Prompt:
All records are to be retyped faithfully and completely.

++++++++++

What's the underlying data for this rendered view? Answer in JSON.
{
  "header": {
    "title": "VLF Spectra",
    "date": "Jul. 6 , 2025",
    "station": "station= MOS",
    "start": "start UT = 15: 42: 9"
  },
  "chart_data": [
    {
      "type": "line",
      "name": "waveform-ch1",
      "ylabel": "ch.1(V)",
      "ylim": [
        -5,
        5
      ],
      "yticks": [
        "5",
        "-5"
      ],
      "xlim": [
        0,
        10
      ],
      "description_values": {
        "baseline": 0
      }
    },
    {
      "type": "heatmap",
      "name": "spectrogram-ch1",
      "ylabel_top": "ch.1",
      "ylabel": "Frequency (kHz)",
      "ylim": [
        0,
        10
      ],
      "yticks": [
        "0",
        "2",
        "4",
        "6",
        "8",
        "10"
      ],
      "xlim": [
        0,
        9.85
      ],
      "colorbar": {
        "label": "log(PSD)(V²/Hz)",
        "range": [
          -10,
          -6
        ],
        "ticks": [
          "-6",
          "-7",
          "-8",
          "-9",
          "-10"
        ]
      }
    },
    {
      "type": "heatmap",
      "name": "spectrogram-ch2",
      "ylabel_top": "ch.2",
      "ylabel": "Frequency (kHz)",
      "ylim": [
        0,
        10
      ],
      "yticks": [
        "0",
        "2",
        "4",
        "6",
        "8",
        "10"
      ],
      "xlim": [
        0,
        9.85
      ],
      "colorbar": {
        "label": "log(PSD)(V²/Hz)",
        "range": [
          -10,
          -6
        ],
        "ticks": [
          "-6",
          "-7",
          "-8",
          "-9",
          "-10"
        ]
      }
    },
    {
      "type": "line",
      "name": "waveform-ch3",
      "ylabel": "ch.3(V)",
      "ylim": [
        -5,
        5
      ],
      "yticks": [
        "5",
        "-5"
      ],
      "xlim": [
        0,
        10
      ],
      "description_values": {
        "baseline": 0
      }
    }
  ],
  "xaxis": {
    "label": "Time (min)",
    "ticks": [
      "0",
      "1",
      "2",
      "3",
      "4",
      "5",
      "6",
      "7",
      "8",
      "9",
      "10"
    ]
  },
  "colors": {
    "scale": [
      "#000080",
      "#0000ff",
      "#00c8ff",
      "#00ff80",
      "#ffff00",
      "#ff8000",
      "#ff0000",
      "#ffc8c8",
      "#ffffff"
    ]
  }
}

++++++++++

Written answer:
What's the underlying data for this rendered view? Answer in JSON.
{
  "header": {
    "title": "VLF Spectra",
    "date": "Jul. 6 , 2025",
    "station": "station= MOS",
    "start": "start UT = 15: 42: 9"
  },
  "chart_data": [
    {
      "type": "line",
      "name": "waveform-ch1",
      "ylabel": "ch.1(V)",
      "ylim": [
        -5,
        5
      ],
      "yticks": [
        "5",
        "-5"
      ],
      "xlim": [
        0,
        10
      ],
      "description_values": {
        "baseline": 0
      }
    },
    {
      "type": "heatmap",
      "name": "spectrogram-ch1",
      "ylabel_top": "ch.1",
      "ylabel": "Frequency (kHz)",
      "ylim": [
        0,
        10
      ],
      "yticks": [
        "0",
        "2",
        "4",
        "6",
        "8",
        "10"
      ],
      "xlim": [
        0,
        9.85
      ],
      "colorbar": {
        "label": "log(PSD)(V²/Hz)",
        "range": [
          -10,
          -6
        ],
        "ticks": [
          "-6",
          "-7",
          "-8",
          "-9",
          "-10"
        ]
      }
    },
    {
      "type": "heatmap",
      "name": "spectrogram-ch2",
      "ylabel_top": "ch.2",
      "ylabel": "Frequency (kHz)",
      "ylim": [
        0,
        10
      ],
      "yticks": [
        "0",
        "2",
        "4",
        "6",
        "8",
        "10"
      ],
      "xlim": [
        0,
        9.85
      ],
      "colorbar": {
        "label": "log(PSD)(V²/Hz)",
        "range": [
          -10,
          -6
        ],
        "ticks": [
          "-6",
          "-7",
          "-8",
          "-9",
          "-10"
        ]
      }
    },
    {
      "type": "line",
      "name": "waveform-ch3",
      "ylabel": "ch.3(V)",
      "ylim": [
        -5,
        5
      ],
      "yticks": [
        "5",
        "-5"
      ],
      "xlim": [
        0,
        10
      ],
      "description_values": {
        "baseline": 0
      }
    }
  ],
  "xaxis": {
    "label": "Time (min)",
    "ticks": [
      "0",
      "1",
      "2",
      "3",
      "4",
      "5",
      "6",
      "7",
      "8",
      "9",
      "10"
    ]
  },
  "colors": {
    "scale": [
      "#000080",
      "#0000ff",
      "#00c8ff",
      "#00ff80",
      "#ffff00",
      "#ff8000",
      "#ff0000",
      "#ffc8c8",
      "#ffffff"
    ]
  }
}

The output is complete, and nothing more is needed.